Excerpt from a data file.
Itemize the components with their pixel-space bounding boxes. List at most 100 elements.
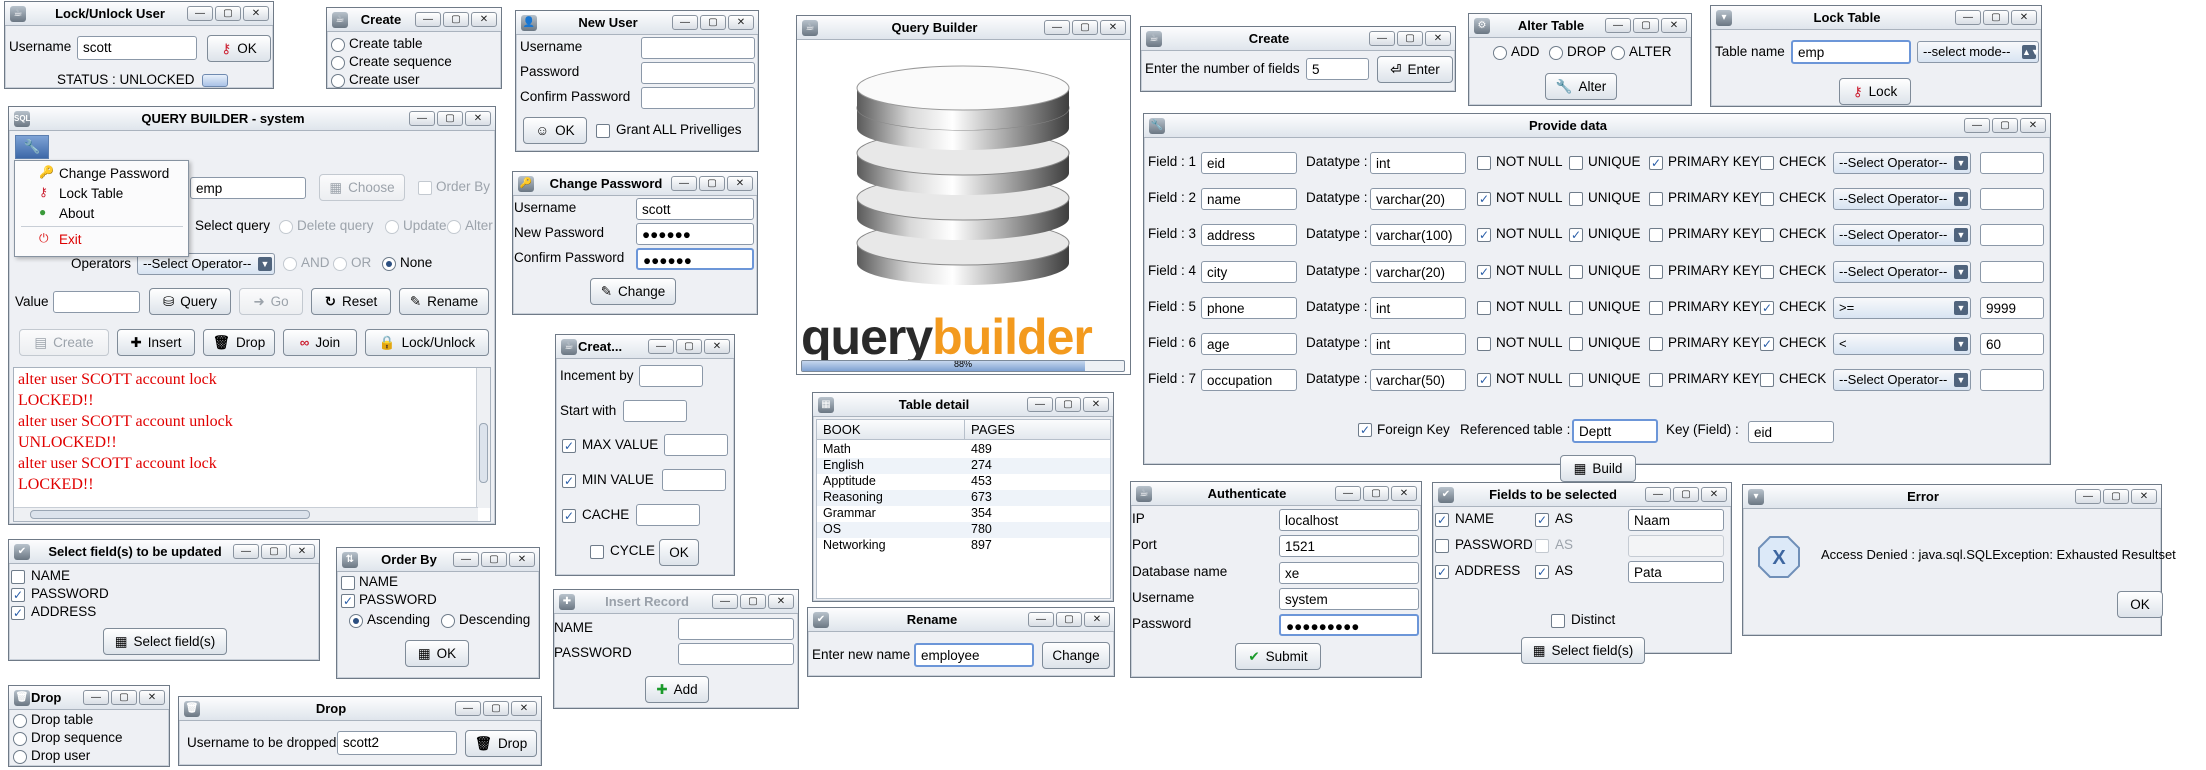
minimize-button[interactable]: — (453, 552, 479, 567)
join-button[interactable]: ∞ Join (283, 329, 357, 356)
maximize-button[interactable]: ▢ (2103, 489, 2129, 504)
unique-checkbox[interactable] (1569, 192, 1583, 207)
as-checkbox[interactable]: ✓ (1535, 513, 1549, 527)
title-bar[interactable]: ✔ Fields to be selected — ▢ ✕ (1433, 483, 1731, 507)
title-bar[interactable]: ▾ Lock Table — ▢ ✕ (1711, 6, 2041, 30)
table-cell-pages[interactable]: 780 (971, 522, 992, 536)
delete-query-radio[interactable] (279, 220, 293, 234)
vertical-scrollbar[interactable] (476, 368, 490, 508)
close-button[interactable]: ✕ (1701, 487, 1727, 502)
title-bar[interactable]: ☕ Authenticate — ▢ ✕ (1131, 482, 1421, 506)
table-cell-pages[interactable]: 897 (971, 538, 992, 552)
datatype-input[interactable]: int (1370, 296, 1466, 319)
maximize-button[interactable]: ▢ (699, 176, 725, 191)
or-radio[interactable] (333, 257, 347, 271)
check-checkbox[interactable] (1760, 192, 1774, 207)
add-button[interactable]: ✚ Add (645, 676, 709, 703)
lock-unlock-button[interactable]: 🔒 Lock/Unlock (365, 329, 489, 356)
check-value-input[interactable] (1980, 224, 2044, 247)
alter-radio[interactable] (447, 220, 461, 234)
log-area[interactable]: alter user SCOTT account lock LOCKED!! a… (13, 367, 491, 522)
minimize-button[interactable]: — (1645, 487, 1671, 502)
not-null-checkbox[interactable]: ✓ (1477, 373, 1491, 388)
maximize-button[interactable]: ▢ (483, 701, 509, 716)
title-bar[interactable]: 🗑 Drop — ▢ ✕ (179, 697, 541, 721)
foreign-key-checkbox[interactable]: ✓ (1358, 423, 1372, 437)
datatype-input[interactable]: int (1370, 152, 1466, 174)
maximize-button[interactable]: ▢ (481, 552, 507, 567)
change-button[interactable]: ✎ Change (590, 278, 676, 305)
alter-button[interactable]: 🔧 Alter (1545, 73, 1617, 100)
min-value-checkbox[interactable]: ✓ (562, 474, 576, 488)
datatype-input[interactable]: varchar(20) (1370, 188, 1466, 211)
confirm-password-field[interactable] (641, 87, 755, 109)
table-field[interactable]: emp (190, 177, 306, 199)
close-button[interactable]: ✕ (2011, 10, 2037, 25)
alias-input[interactable]: Naam (1628, 509, 1724, 531)
go-button[interactable]: ➜ Go (239, 288, 303, 315)
column-header-pages[interactable]: PAGES (971, 422, 1015, 437)
check-checkbox[interactable] (1760, 373, 1774, 388)
not-null-checkbox[interactable]: ✓ (1477, 228, 1491, 243)
password-checkbox[interactable]: ✓ (11, 588, 25, 602)
unique-checkbox[interactable] (1569, 264, 1583, 279)
close-button[interactable]: ✕ (1425, 31, 1451, 46)
close-button[interactable]: ✕ (704, 339, 730, 354)
table-cell-pages[interactable]: 354 (971, 506, 992, 520)
title-bar[interactable]: ✔ Select field(s) to be updated — ▢ ✕ (9, 540, 319, 564)
new-name-field[interactable]: employee (914, 643, 1034, 667)
title-bar[interactable]: ✔ Rename — ▢ ✕ (808, 608, 1114, 632)
close-button[interactable]: ✕ (1083, 397, 1109, 412)
alias-input[interactable] (1628, 535, 1724, 557)
title-bar[interactable]: ☕ Create — ▢ ✕ (1141, 27, 1455, 51)
maximize-button[interactable]: ▢ (1072, 20, 1098, 35)
ok-button[interactable]: OK (2117, 591, 2163, 618)
key-field-field[interactable]: eid (1748, 421, 1834, 443)
title-bar[interactable]: ☕ Create — ▢ ✕ (327, 8, 501, 32)
reset-button[interactable]: ↻ Reset (311, 288, 391, 315)
primary-key-checkbox[interactable] (1649, 373, 1663, 388)
maximize-button[interactable]: ▢ (1983, 10, 2009, 25)
check-value-input[interactable] (1980, 260, 2044, 283)
close-button[interactable]: ✕ (1084, 612, 1110, 627)
confirm-password-field[interactable]: ●●●●●● (636, 248, 754, 270)
choose-button[interactable]: ▦ Choose (319, 174, 405, 201)
table-cell-pages[interactable]: 489 (971, 442, 992, 456)
start-with-field[interactable] (623, 400, 687, 422)
check-value-input[interactable] (1980, 369, 2044, 392)
password-field[interactable] (641, 62, 755, 84)
alias-input[interactable]: Pata (1628, 561, 1724, 583)
new-password-field[interactable]: ●●●●●● (636, 223, 754, 245)
not-null-checkbox[interactable] (1477, 337, 1491, 351)
field-name-input[interactable]: city (1201, 260, 1297, 283)
menu-item-change-password[interactable]: Change Password (59, 166, 169, 181)
port-field[interactable]: 1521 (1279, 535, 1419, 557)
minimize-button[interactable]: — (409, 111, 435, 126)
rename-button[interactable]: ✎ Rename (399, 288, 489, 315)
menu-item-lock-table[interactable]: Lock Table (59, 186, 123, 201)
primary-key-checkbox[interactable]: ✓ (1649, 156, 1663, 170)
maximize-button[interactable]: ▢ (1397, 31, 1423, 46)
field-name-input[interactable]: eid (1201, 152, 1297, 174)
not-null-checkbox[interactable] (1477, 300, 1491, 315)
maximize-button[interactable]: ▢ (111, 690, 137, 705)
close-button[interactable]: ✕ (1391, 486, 1417, 501)
primary-key-checkbox[interactable] (1649, 264, 1663, 279)
distinct-checkbox[interactable] (1551, 614, 1565, 628)
title-bar[interactable]: 🔧 Provide data — ▢ ✕ (1144, 114, 2050, 138)
ok-button[interactable]: OK (659, 539, 699, 566)
minimize-button[interactable]: — (712, 594, 738, 609)
not-null-checkbox[interactable]: ✓ (1477, 192, 1491, 207)
minimize-button[interactable]: — (1028, 612, 1054, 627)
check-checkbox[interactable]: ✓ (1760, 337, 1774, 351)
minimize-button[interactable]: — (1605, 18, 1631, 33)
close-button[interactable]: ✕ (2131, 489, 2157, 504)
lock-button[interactable]: ⚷ Lock (1839, 78, 1911, 105)
ok-button[interactable]: ☺ OK (523, 117, 587, 144)
maximize-button[interactable]: ▢ (1363, 486, 1389, 501)
check-value-input[interactable]: 9999 (1980, 296, 2044, 319)
not-null-checkbox[interactable]: ✓ (1477, 264, 1491, 279)
drop-table-radio[interactable] (13, 714, 27, 728)
primary-key-checkbox[interactable] (1649, 192, 1663, 207)
datatype-input[interactable]: varchar(100) (1370, 224, 1466, 247)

Instructions to follow.
Render each line of the material above as an item in a numbered list, omitting blank lines and leaving the pictures out of the answer.

Exercise result.
1. Itemize the components with their pixel-space bounding boxes. List at most 100 elements.
2. minimize-button[interactable]: — (453, 552, 479, 567)
3. join-button[interactable]: ∞ Join (283, 329, 357, 356)
4. maximize-button[interactable]: ▢ (2103, 489, 2129, 504)
5. unique-checkbox[interactable] (1569, 192, 1583, 207)
6. as-checkbox[interactable]: ✓ (1535, 513, 1549, 527)
7. title-bar[interactable]: ✔ Fields to be selected — ▢ ✕ (1433, 483, 1731, 507)
8. title-bar[interactable]: ▾ Lock Table — ▢ ✕ (1711, 6, 2041, 30)
9. table-cell-pages[interactable]: 780 (971, 522, 992, 536)
10. delete-query-radio[interactable] (279, 220, 293, 234)
11. vertical-scrollbar[interactable] (476, 368, 490, 508)
12. close-button[interactable]: ✕ (1701, 487, 1727, 502)
13. title-bar[interactable]: ☕ Authenticate — ▢ ✕ (1131, 482, 1421, 506)
14. table-cell-pages[interactable]: 897 (971, 538, 992, 552)
15. datatype-input[interactable]: int (1370, 296, 1466, 319)
16. maximize-button[interactable]: ▢ (699, 176, 725, 191)
17. or-radio[interactable] (333, 257, 347, 271)
18. check-checkbox[interactable] (1760, 192, 1774, 207)
19. add-button[interactable]: ✚ Add (645, 676, 709, 703)
20. lock-unlock-button[interactable]: 🔒 Lock/Unlock (365, 329, 489, 356)
21. check-value-input[interactable] (1980, 224, 2044, 247)
22. alter-radio[interactable] (447, 220, 461, 234)
23. log-area[interactable]: alter user SCOTT account lock LOCKED!! a… (13, 367, 491, 522)
24. minimize-button[interactable]: — (1645, 487, 1671, 502)
25. not-null-checkbox[interactable]: ✓ (1477, 373, 1491, 388)
26. maximize-button[interactable]: ▢ (483, 701, 509, 716)
27. title-bar[interactable]: 🗑 Drop — ▢ ✕ (179, 697, 541, 721)
28. foreign-key-checkbox[interactable]: ✓ (1358, 423, 1372, 437)
29. datatype-input[interactable]: int (1370, 152, 1466, 174)
30. maximize-button[interactable]: ▢ (481, 552, 507, 567)
31. change-button[interactable]: ✎ Change (590, 278, 676, 305)
32. alter-button[interactable]: 🔧 Alter (1545, 73, 1617, 100)
33. min-value-checkbox[interactable]: ✓ (562, 474, 576, 488)
34. datatype-input[interactable]: varchar(20) (1370, 188, 1466, 211)
35. confirm-password-field[interactable] (641, 87, 755, 109)
36. table-field[interactable]: emp (190, 177, 306, 199)
37. close-button[interactable]: ✕ (2011, 10, 2037, 25)
38. alias-input[interactable]: Naam (1628, 509, 1724, 531)
39. go-button[interactable]: ➜ Go (239, 288, 303, 315)
40. column-header-pages[interactable]: PAGES (971, 422, 1015, 437)
41. check-checkbox[interactable] (1760, 373, 1774, 388)
42. not-null-checkbox[interactable]: ✓ (1477, 228, 1491, 243)
43. password-checkbox[interactable]: ✓ (11, 588, 25, 602)
44. unique-checkbox[interactable] (1569, 264, 1583, 279)
45. close-button[interactable]: ✕ (1425, 31, 1451, 46)
46. close-button[interactable]: ✕ (704, 339, 730, 354)
47. table-cell-pages[interactable]: 354 (971, 506, 992, 520)
48. title-bar[interactable]: ✔ Select field(s) to be updated — ▢ ✕ (9, 540, 319, 564)
49. new-name-field[interactable]: employee (914, 643, 1034, 667)
50. title-bar[interactable]: ✔ Rename — ▢ ✕ (808, 608, 1114, 632)
51. close-button[interactable]: ✕ (1083, 397, 1109, 412)
52. alias-input[interactable] (1628, 535, 1724, 557)
53. title-bar[interactable]: ☕ Create — ▢ ✕ (1141, 27, 1455, 51)
54. maximize-button[interactable]: ▢ (1072, 20, 1098, 35)
55. ok-button[interactable]: OK (2117, 591, 2163, 618)
56. key-field-field[interactable]: eid (1748, 421, 1834, 443)
57. title-bar[interactable]: ☕ Create — ▢ ✕ (327, 8, 501, 32)
58. reset-button[interactable]: ↻ Reset (311, 288, 391, 315)
59. primary-key-checkbox[interactable] (1649, 373, 1663, 388)
60. maximize-button[interactable]: ▢ (1983, 10, 2009, 25)
61. check-value-input[interactable] (1980, 260, 2044, 283)
62. close-button[interactable]: ✕ (1084, 612, 1110, 627)
63. confirm-password-field[interactable]: ●●●●●● (636, 248, 754, 270)
64. choose-button[interactable]: ▦ Choose (319, 174, 405, 201)
65. table-cell-pages[interactable]: 489 (971, 442, 992, 456)
66. start-with-field[interactable] (623, 400, 687, 422)
67. check-value-input[interactable] (1980, 369, 2044, 392)
68. password-field[interactable] (641, 62, 755, 84)
69. alias-input[interactable]: Pata (1628, 561, 1724, 583)
70. new-password-field[interactable]: ●●●●●● (636, 223, 754, 245)
71. not-null-checkbox[interactable] (1477, 337, 1491, 351)
72. field-name-input[interactable]: city (1201, 260, 1297, 283)
73. menu-item-change-password[interactable]: Change Password (59, 166, 169, 181)
74. port-field[interactable]: 1521 (1279, 535, 1419, 557)
75. minimize-button[interactable]: — (409, 111, 435, 126)
76. rename-button[interactable]: ✎ Rename (399, 288, 489, 315)
77. menu-item-lock-table[interactable]: Lock Table (59, 186, 123, 201)
78. primary-key-checkbox[interactable]: ✓ (1649, 156, 1663, 170)
79. maximize-button[interactable]: ▢ (1397, 31, 1423, 46)
80. field-name-input[interactable]: eid (1201, 152, 1297, 174)
81. not-null-checkbox[interactable] (1477, 300, 1491, 315)
82. maximize-button[interactable]: ▢ (111, 690, 137, 705)
83. close-button[interactable]: ✕ (1391, 486, 1417, 501)
84. primary-key-checkbox[interactable] (1649, 264, 1663, 279)
85. distinct-checkbox[interactable] (1551, 614, 1565, 628)
86. title-bar[interactable]: 🔧 Provide data — ▢ ✕ (1144, 114, 2050, 138)
87. ok-button[interactable]: OK (659, 539, 699, 566)
88. minimize-button[interactable]: — (712, 594, 738, 609)
89. not-null-checkbox[interactable]: ✓ (1477, 192, 1491, 207)
90. minimize-button[interactable]: — (1028, 612, 1054, 627)
91. check-checkbox[interactable]: ✓ (1760, 337, 1774, 351)
92. minimize-button[interactable]: — (1605, 18, 1631, 33)
93. close-button[interactable]: ✕ (2131, 489, 2157, 504)
94. lock-button[interactable]: ⚷ Lock (1839, 78, 1911, 105)
95. ok-button[interactable]: ☺ OK (523, 117, 587, 144)
96. maximize-button[interactable]: ▢ (1363, 486, 1389, 501)
97. check-value-input[interactable]: 9999 (1980, 296, 2044, 319)
98. not-null-checkbox[interactable]: ✓ (1477, 264, 1491, 279)
99. drop-table-radio[interactable] (13, 714, 27, 728)
100. primary-key-checkbox[interactable] (1649, 192, 1663, 207)
101. datatype-input[interactable]: varchar(100) (1370, 224, 1466, 247)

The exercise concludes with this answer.